[START Data supplied]

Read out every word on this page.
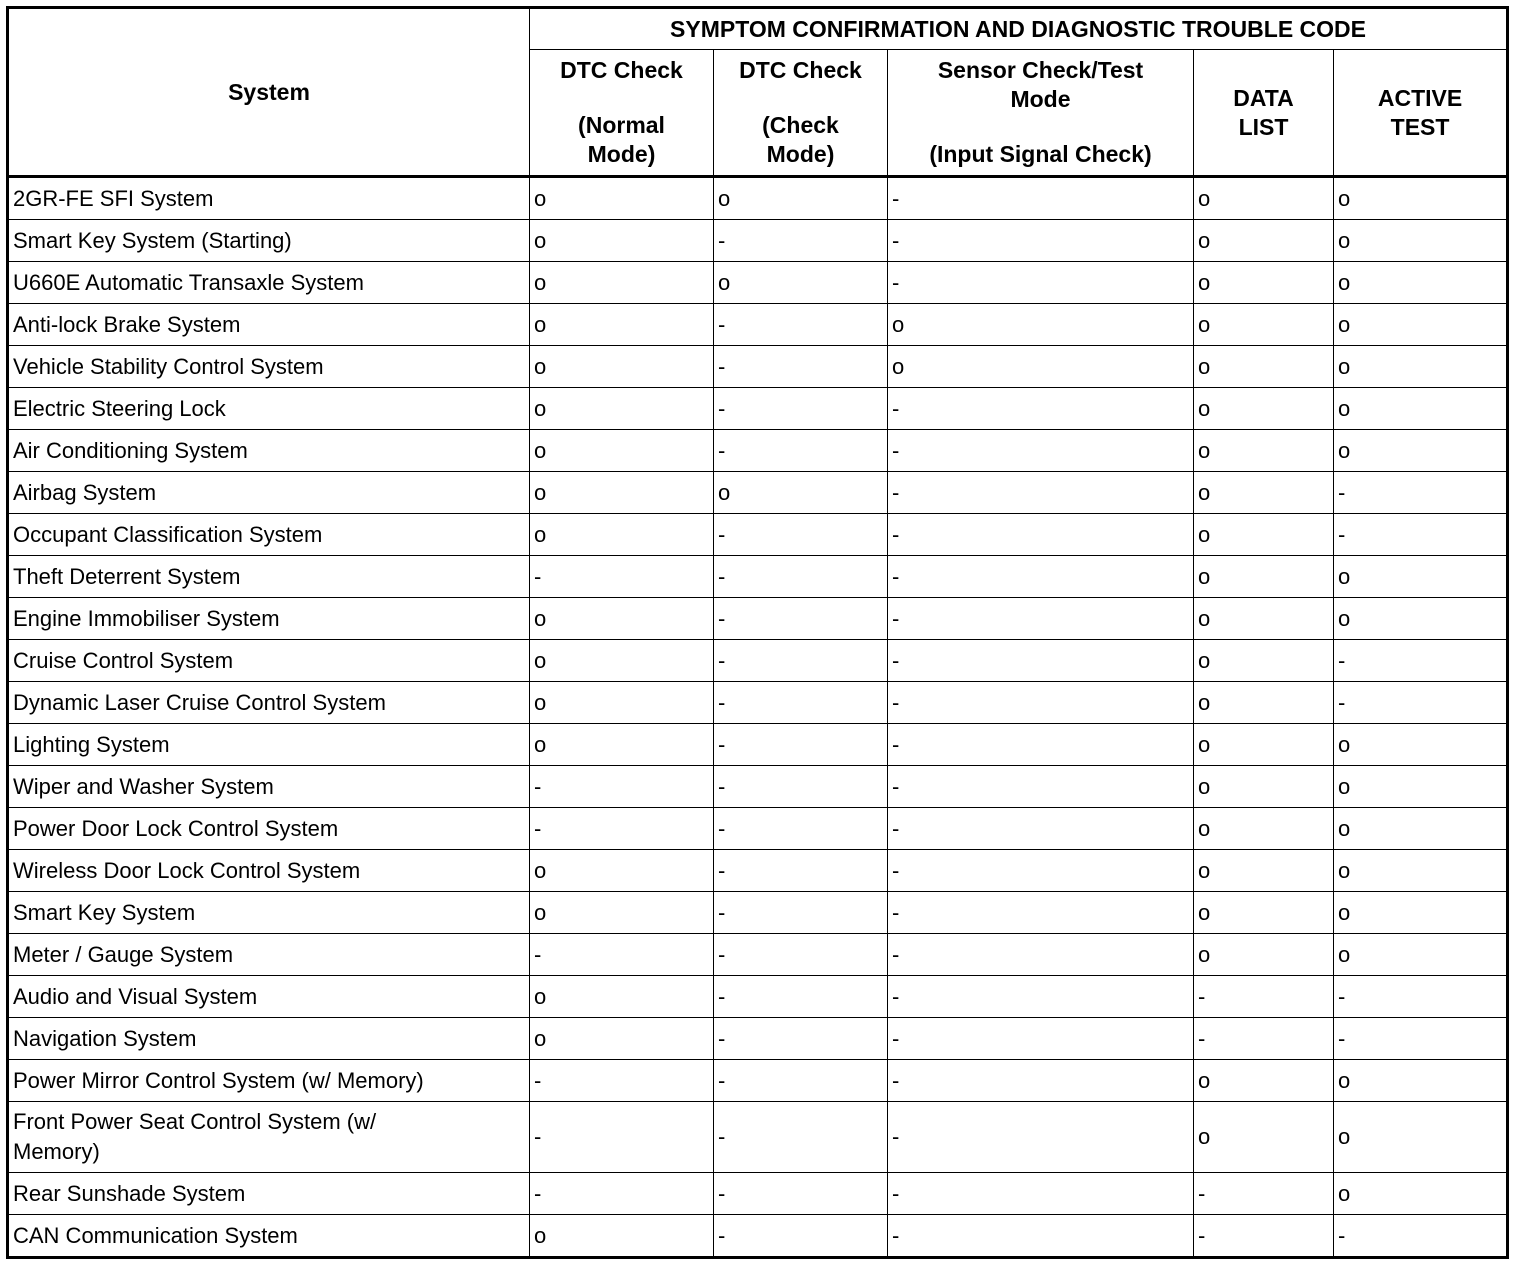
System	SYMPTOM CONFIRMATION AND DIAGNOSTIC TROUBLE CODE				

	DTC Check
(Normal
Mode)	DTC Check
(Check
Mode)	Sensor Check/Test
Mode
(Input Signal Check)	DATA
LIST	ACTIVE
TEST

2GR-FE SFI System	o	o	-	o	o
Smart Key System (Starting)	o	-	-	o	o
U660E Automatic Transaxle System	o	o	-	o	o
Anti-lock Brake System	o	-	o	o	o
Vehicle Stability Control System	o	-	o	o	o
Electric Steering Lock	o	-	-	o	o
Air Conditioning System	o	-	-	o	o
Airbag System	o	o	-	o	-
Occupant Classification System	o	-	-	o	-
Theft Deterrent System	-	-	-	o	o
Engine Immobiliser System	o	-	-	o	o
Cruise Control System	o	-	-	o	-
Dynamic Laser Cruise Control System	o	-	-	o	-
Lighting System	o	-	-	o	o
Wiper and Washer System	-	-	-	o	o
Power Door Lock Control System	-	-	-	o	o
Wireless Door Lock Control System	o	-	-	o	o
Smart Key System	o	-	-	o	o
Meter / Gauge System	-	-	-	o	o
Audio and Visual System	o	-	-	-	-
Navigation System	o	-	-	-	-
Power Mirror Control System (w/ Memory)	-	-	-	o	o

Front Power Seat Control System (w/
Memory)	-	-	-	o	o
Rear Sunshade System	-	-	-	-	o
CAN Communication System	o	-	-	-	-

[END Data supplied]
[START Data supplied]

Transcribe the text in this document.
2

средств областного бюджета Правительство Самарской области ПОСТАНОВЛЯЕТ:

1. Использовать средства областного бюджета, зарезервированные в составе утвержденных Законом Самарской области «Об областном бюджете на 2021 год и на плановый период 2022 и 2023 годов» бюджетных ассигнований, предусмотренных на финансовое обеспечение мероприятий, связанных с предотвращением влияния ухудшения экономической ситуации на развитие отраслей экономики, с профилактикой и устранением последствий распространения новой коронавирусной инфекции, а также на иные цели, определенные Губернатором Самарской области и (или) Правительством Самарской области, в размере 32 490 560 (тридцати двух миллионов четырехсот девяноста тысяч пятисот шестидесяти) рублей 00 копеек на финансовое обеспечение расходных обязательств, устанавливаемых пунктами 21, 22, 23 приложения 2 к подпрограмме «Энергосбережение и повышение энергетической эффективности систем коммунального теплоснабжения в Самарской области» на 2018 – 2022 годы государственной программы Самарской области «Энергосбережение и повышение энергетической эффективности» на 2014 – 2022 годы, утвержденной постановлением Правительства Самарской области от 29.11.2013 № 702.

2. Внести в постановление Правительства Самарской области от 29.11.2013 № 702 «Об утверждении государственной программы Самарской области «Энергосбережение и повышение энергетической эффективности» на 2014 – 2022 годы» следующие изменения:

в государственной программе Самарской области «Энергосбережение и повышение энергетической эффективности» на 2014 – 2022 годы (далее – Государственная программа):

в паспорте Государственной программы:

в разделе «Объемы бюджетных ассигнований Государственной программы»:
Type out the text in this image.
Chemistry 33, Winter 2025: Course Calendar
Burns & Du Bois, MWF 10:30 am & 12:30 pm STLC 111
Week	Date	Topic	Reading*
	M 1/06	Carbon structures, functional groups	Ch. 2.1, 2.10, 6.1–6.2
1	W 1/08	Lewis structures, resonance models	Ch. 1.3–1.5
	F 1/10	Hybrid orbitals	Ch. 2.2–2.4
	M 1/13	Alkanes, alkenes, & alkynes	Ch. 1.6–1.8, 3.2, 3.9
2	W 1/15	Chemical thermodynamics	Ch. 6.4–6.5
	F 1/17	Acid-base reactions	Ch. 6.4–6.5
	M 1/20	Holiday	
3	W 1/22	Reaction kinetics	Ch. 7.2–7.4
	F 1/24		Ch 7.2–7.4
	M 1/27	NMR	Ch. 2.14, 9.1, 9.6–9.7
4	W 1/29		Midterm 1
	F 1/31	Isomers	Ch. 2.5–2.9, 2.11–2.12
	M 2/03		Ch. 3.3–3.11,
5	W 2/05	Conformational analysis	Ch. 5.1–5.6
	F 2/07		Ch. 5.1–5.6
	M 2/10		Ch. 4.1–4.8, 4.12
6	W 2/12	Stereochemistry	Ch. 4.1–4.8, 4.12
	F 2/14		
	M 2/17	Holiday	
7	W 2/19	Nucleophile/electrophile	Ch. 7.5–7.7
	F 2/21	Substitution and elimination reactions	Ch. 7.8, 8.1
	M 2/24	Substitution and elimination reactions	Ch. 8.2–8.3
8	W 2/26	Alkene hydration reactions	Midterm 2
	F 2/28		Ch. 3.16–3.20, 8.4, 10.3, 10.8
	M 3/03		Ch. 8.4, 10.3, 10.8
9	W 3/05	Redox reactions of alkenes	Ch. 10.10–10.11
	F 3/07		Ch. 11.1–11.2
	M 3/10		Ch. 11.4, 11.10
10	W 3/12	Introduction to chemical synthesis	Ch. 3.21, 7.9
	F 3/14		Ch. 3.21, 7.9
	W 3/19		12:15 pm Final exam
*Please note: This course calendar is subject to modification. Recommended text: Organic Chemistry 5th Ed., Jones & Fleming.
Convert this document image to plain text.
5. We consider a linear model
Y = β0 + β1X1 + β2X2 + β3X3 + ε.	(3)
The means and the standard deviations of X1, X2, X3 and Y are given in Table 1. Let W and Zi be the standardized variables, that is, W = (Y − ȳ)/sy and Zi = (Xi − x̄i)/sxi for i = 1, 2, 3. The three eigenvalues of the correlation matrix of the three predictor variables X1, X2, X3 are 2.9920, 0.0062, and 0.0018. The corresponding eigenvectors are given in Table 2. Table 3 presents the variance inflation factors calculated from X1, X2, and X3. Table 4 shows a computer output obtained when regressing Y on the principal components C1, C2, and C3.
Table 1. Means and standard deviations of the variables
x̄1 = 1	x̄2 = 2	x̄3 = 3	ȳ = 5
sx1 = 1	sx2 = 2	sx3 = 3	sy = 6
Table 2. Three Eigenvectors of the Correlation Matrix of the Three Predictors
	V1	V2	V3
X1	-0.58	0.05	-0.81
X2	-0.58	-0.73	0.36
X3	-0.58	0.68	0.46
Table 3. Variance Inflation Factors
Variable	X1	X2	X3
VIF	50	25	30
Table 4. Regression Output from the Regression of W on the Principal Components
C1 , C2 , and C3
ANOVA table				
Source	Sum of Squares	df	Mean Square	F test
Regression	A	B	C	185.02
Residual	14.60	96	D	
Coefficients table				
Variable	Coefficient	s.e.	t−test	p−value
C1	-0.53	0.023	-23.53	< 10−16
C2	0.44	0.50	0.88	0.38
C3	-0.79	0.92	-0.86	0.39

[END Data supplied]
[START Data supplied]

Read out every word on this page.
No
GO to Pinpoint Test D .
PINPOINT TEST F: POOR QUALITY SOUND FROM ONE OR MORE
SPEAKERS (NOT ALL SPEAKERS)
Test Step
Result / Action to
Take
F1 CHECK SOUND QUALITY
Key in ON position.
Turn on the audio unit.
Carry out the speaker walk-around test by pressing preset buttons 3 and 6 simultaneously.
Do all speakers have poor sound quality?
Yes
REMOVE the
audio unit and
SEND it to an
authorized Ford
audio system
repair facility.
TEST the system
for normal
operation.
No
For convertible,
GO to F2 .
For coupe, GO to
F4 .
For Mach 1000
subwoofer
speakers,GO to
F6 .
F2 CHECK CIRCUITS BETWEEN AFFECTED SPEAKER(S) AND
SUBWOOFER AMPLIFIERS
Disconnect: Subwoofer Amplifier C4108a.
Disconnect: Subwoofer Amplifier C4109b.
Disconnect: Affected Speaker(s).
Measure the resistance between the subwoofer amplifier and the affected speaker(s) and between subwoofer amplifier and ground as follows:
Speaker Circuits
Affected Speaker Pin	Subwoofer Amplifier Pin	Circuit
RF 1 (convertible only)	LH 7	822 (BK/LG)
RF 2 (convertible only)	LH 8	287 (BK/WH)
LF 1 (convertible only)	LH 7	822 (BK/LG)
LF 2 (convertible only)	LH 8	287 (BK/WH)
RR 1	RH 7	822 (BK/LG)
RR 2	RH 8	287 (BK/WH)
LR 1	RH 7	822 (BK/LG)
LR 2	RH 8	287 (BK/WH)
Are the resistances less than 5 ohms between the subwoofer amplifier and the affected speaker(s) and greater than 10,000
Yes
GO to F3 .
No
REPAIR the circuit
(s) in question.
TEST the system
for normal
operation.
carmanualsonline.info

[END Data supplied]

**Exercise requirements:** Reproduce each line from the records that contains the word "Disconnect".

**Result of this task:**
Disconnect: Subwoofer Amplifier C4108a.
Disconnect: Subwoofer Amplifier C4109b.
Disconnect: Affected Speaker(s).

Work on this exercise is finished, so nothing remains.